* Start EXERCISE DATA *

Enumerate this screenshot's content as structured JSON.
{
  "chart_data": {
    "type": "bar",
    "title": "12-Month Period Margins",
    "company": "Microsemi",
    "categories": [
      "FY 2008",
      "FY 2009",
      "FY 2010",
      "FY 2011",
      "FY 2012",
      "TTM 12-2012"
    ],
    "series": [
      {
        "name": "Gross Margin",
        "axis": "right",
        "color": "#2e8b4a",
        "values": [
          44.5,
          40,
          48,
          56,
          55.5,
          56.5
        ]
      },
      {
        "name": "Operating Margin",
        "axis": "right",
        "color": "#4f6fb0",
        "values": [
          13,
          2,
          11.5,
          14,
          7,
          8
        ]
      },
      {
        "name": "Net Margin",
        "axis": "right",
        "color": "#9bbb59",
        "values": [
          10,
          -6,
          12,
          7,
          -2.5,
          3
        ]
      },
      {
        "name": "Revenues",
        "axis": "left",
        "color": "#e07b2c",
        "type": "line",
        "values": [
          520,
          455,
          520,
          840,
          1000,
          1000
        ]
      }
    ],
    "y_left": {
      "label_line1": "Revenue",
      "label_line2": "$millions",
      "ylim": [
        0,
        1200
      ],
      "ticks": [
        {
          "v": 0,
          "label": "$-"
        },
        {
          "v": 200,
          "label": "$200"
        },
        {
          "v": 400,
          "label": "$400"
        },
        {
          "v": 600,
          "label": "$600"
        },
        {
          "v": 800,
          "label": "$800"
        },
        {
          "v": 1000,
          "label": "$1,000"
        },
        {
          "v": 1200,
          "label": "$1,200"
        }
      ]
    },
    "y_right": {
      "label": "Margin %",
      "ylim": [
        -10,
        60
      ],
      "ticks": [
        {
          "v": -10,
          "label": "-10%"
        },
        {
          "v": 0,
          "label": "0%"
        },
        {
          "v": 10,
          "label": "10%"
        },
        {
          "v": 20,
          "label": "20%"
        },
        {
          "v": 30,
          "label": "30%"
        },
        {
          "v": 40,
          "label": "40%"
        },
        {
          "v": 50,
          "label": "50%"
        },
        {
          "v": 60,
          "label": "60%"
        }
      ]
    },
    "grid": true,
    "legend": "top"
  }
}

* End EXERCISE DATA *

▶ [TO DO] Your answer should be a single number: how many lines in the data above include "color"?

▶ [SOLUTION BELOW] 4